# [What the exercise asks]
Take the listing and print it in full, exactly as given.
-- Begin Material shown --
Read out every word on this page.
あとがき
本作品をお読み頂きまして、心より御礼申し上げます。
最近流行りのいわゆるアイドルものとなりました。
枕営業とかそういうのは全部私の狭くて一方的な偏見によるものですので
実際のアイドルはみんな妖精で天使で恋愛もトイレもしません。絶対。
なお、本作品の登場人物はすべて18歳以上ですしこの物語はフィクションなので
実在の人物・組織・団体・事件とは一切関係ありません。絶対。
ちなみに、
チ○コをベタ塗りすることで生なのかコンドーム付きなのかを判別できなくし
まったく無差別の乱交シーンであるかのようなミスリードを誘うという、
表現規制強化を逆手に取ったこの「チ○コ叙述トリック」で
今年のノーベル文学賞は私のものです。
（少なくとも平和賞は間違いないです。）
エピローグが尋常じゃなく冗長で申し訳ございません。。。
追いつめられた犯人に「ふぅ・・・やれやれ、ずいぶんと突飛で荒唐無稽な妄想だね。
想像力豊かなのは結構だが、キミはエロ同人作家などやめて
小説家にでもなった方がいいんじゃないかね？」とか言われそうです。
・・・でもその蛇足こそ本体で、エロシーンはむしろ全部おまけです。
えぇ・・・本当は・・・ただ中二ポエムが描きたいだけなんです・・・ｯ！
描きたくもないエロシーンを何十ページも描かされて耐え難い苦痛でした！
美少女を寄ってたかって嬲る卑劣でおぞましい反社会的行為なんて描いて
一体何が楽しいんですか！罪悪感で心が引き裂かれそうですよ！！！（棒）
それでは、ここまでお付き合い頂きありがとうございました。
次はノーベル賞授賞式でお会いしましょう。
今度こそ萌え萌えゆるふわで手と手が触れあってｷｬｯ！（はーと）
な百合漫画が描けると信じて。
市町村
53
-- End Material shown --
# [Reply]
Read out every word on this page.
あとがき
本作品をお読み頂きまして、心より御礼申し上げます。
最近流行りのいわゆるアイドルものとなりました。
枕営業とかそういうのは全部私の狭くて一方的な偏見によるものですので
実際のアイドルはみんな妖精で天使で恋愛もトイレもしません。絶対。
なお、本作品の登場人物はすべて18歳以上ですしこの物語はフィクションなので
実在の人物・組織・団体・事件とは一切関係ありません。絶対。
ちなみに、
チ○コをベタ塗りすることで生なのかコンドーム付きなのかを判別できなくし
まったく無差別の乱交シーンであるかのようなミスリードを誘うという、
表現規制強化を逆手に取ったこの「チ○コ叙述トリック」で
今年のノーベル文学賞は私のものです。
（少なくとも平和賞は間違いないです。）
エピローグが尋常じゃなく冗長で申し訳ございません。。。
追いつめられた犯人に「ふぅ・・・やれやれ、ずいぶんと突飛で荒唐無稽な妄想だね。
想像力豊かなのは結構だが、キミはエロ同人作家などやめて
小説家にでもなった方がいいんじゃないかね？」とか言われそうです。
・・・でもその蛇足こそ本体で、エロシーンはむしろ全部おまけです。
えぇ・・・本当は・・・ただ中二ポエムが描きたいだけなんです・・・ｯ！
描きたくもないエロシーンを何十ページも描かされて耐え難い苦痛でした！
美少女を寄ってたかって嬲る卑劣でおぞましい反社会的行為なんて描いて
一体何が楽しいんですか！罪悪感で心が引き裂かれそうですよ！！！（棒）
それでは、ここまでお付き合い頂きありがとうございました。
次はノーベル賞授賞式でお会いしましょう。
今度こそ萌え萌えゆるふわで手と手が触れあってｷｬｯ！（はーと）
な百合漫画が描けると信じて。
市町村
53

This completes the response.